> _Task statement_
Across the entries, how many lines have the string "this" in them? Reply with only a number.
— Begin Given data —
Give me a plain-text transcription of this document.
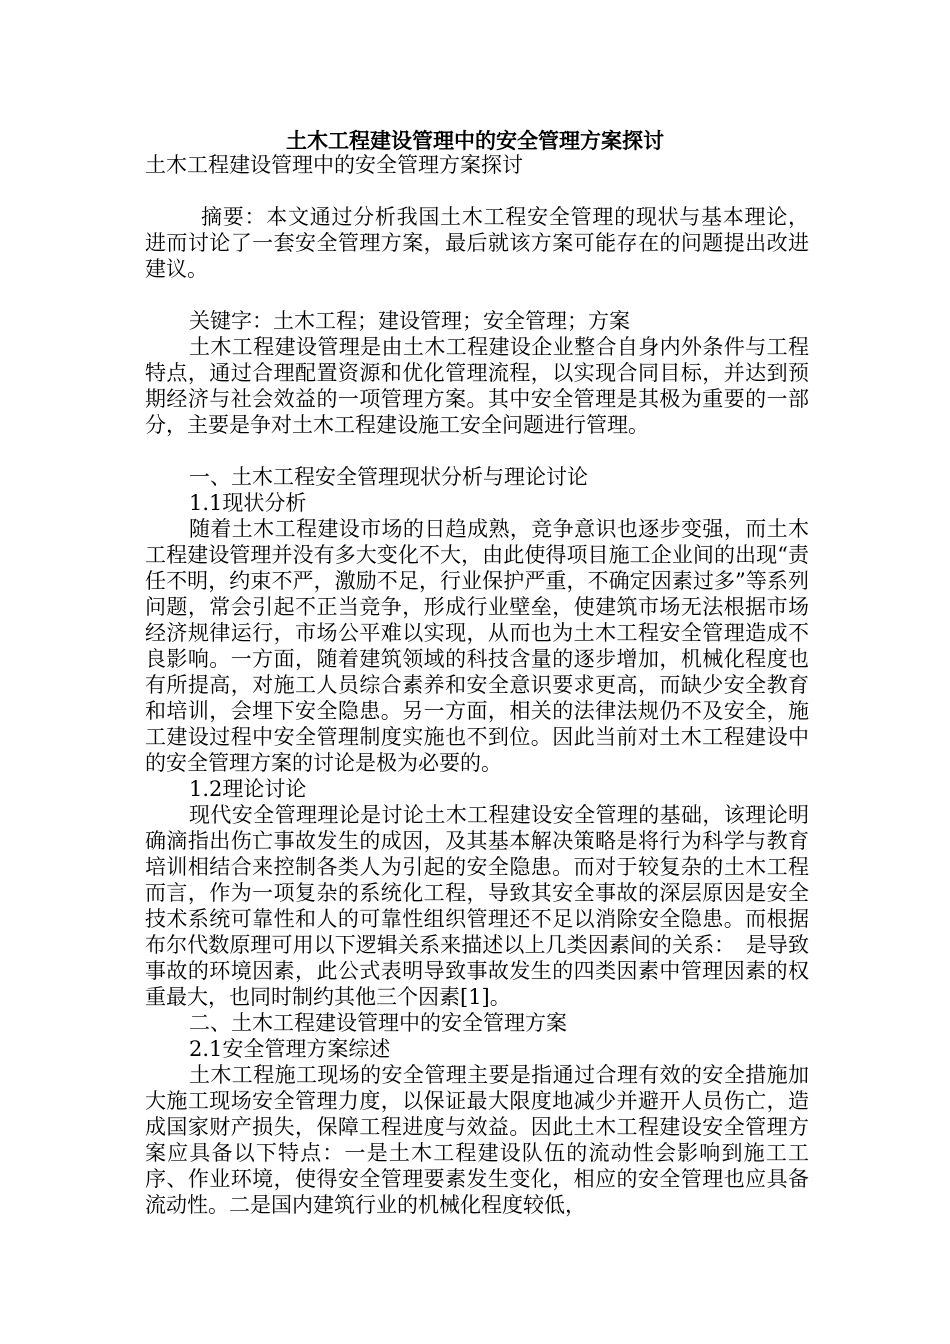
土木工程建设管理中的安全管理方案探讨

土木工程建设管理中的安全管理方案探讨

摘要：本文通过分析我国土木工程安全管理的现状与基本理论，进而讨论了一套安全管理方案，最后就该方案可能存在的问题提出改进建议。

关键字：土木工程；建设管理；安全管理；方案

土木工程建设管理是由土木工程建设企业整合自身内外条件与工程特点，通过合理配置资源和优化管理流程，以实现合同目标，并达到预期经济与社会效益的一项管理方案。其中安全管理是其极为重要的一部分，主要是争对土木工程建设施工安全问题进行管理。

一、土木工程安全管理现状分析与理论讨论

1.1现状分析

随着土木工程建设市场的日趋成熟，竞争意识也逐步变强，而土木工程建设管理并没有多大变化不大，由此使得项目施工企业间的出现“责任不明，约束不严，激励不足，行业保护严重，不确定因素过多”等系列问题，常会引起不正当竞争，形成行业壁垒，使建筑市场无法根据市场经济规律运行，市场公平难以实现，从而也为土木工程安全管理造成不良影响。一方面，随着建筑领域的科技含量的逐步增加，机械化程度也有所提高，对施工人员综合素养和安全意识要求更高，而缺少安全教育和培训，会埋下安全隐患。另一方面，相关的法律法规仍不及安全，施工建设过程中安全管理制度实施也不到位。因此当前对土木工程建设中的安全管理方案的讨论是极为必要的。

1.2理论讨论

现代安全管理理论是讨论土木工程建设安全管理的基础，该理论明确滴指出伤亡事故发生的成因，及其基本解决策略是将行为科学与教育培训相结合来控制各类人为引起的安全隐患。而对于较复杂的土木工程而言，作为一项复杂的系统化工程，导致其安全事故的深层原因是安全技术系统可靠性和人的可靠性组织管理还不足以消除安全隐患。而根据布尔代数原理可用以下逻辑关系来描述以上几类因素间的关系：　是导致事故的环境因素，此公式表明导致事故发生的四类因素中管理因素的权重最大，也同时制约其他三个因素[1]。

二、土木工程建设管理中的安全管理方案

2.1安全管理方案综述

土木工程施工现场的安全管理主要是指通过合理有效的安全措施加大施工现场安全管理力度，以保证最大限度地减少并避开人员伤亡，造成国家财产损失，保障工程进度与效益。因此土木工程建设安全管理方案应具备以下特点：一是土木工程建设队伍的流动性会影响到施工工序、作业环境，使得安全管理要素发生变化，相应的安全管理也应具备流动性。二是国内建筑行业的机械化程度较低，
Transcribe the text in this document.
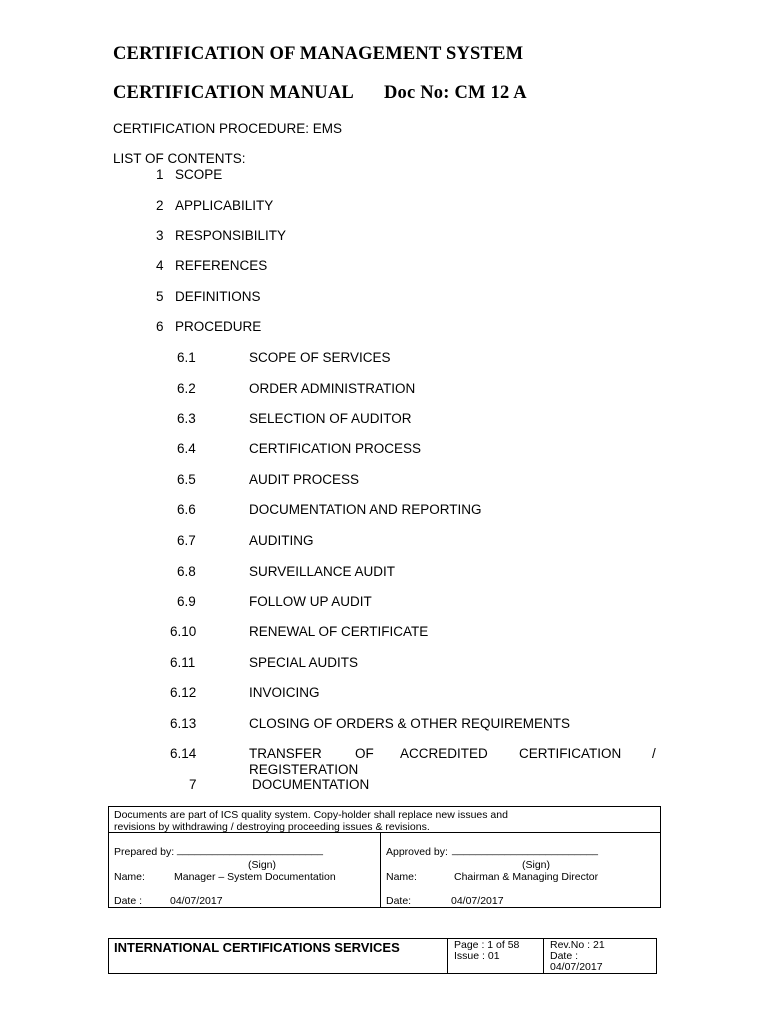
CERTIFICATION OF MANAGEMENT SYSTEM
CERTIFICATION MANUAL Doc No: CM 12 A
CERTIFICATION PROCEDURE: EMS
LIST OF CONTENTS:
1 SCOPE
2 APPLICABILITY
3 RESPONSIBILITY
4 REFERENCES
5 DEFINITIONS
6 PROCEDURE
6.1	SCOPE OF SERVICES
6.2	ORDER ADMINISTRATION
6.3	SELECTION OF AUDITOR
6.4	CERTIFICATION PROCESS
6.5	AUDIT PROCESS
6.6	DOCUMENTATION AND REPORTING
6.7	AUDITING
6.8	SURVEILLANCE AUDIT
6.9	FOLLOW UP AUDIT
6.10	RENEWAL OF CERTIFICATE
6.11	SPECIAL AUDITS
6.12	INVOICING
6.13	CLOSING OF ORDERS & OTHER REQUIREMENTS
6.14	TRANSFER OF ACCREDITED CERTIFICATION /
REGISTERATION
7	DOCUMENTATION
Documents are part of ICS quality system. Copy-holder shall replace new issues and
revisions by withdrawing / destroying proceeding issues & revisions.
Prepared by: _________________________
(Sign)
Name:	Manager – System Documentation
Date :	04/07/2017
Approved by: _________________________
(Sign)
Name:	Chairman & Managing Director
Date:	04/07/2017
INTERNATIONAL CERTIFICATIONS SERVICES	Page : 1 of 58
Issue : 01
Rev.No : 21
Date :
04/07/2017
— End Given data —
> _Exercise output_
2